**YOUR GOAL**
Sort through the data and copy the lines holding the word "Variklio".

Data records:

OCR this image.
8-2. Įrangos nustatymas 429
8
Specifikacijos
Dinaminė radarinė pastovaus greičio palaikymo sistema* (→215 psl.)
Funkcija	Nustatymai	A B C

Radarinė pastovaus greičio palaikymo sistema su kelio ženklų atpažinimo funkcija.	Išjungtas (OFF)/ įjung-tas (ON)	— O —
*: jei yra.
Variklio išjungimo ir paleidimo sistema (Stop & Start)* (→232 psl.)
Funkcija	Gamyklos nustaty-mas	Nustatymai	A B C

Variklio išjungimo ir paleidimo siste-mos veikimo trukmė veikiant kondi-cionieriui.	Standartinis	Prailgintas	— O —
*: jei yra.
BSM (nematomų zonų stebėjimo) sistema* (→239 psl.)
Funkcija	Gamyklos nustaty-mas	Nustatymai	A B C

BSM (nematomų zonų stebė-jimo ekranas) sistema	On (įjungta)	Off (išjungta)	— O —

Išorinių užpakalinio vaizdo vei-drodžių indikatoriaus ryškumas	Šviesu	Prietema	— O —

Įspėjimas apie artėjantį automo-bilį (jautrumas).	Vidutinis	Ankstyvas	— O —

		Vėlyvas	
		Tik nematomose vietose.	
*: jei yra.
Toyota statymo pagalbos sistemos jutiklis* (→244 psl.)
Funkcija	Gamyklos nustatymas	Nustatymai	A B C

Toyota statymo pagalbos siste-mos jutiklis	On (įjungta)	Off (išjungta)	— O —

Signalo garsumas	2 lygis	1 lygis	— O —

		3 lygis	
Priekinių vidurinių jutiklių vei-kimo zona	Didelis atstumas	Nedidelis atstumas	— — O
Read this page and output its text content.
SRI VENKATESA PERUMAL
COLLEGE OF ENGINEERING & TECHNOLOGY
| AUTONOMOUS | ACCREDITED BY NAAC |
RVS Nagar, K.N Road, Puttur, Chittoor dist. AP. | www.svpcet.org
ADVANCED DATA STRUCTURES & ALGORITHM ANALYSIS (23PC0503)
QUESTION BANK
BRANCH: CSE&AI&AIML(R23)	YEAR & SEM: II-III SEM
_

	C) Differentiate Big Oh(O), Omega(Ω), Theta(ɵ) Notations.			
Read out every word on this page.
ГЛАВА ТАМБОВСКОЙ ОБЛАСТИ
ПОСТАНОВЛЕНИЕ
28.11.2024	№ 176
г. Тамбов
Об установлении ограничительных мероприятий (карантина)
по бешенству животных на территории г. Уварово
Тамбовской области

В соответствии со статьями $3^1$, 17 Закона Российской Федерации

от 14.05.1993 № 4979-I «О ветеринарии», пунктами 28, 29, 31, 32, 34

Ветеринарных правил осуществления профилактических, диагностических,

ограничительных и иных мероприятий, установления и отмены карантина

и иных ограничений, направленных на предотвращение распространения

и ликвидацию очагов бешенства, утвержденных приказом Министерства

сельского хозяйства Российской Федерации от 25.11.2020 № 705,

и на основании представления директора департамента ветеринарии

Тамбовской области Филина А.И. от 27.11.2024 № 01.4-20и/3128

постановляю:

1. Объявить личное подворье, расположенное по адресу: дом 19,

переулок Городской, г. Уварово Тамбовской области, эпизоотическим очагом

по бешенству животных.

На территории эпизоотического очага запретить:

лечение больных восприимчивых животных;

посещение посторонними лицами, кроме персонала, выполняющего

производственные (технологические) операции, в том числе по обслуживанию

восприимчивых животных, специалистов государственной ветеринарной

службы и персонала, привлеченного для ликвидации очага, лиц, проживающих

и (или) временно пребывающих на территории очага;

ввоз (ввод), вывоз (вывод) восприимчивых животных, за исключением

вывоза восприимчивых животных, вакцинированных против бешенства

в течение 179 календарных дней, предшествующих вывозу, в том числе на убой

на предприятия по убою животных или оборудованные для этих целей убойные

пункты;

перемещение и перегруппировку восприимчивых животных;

**SOLUTION TO THIS PROBLEM**
Variklio išjungimo ir paleidimo sistema (Stop & Start)* (→232 psl.)
Variklio išjungimo ir paleidimo siste-mos veikimo trukmė veikiant kondi-cionieriui.	Standartinis	Prailgintas	— O —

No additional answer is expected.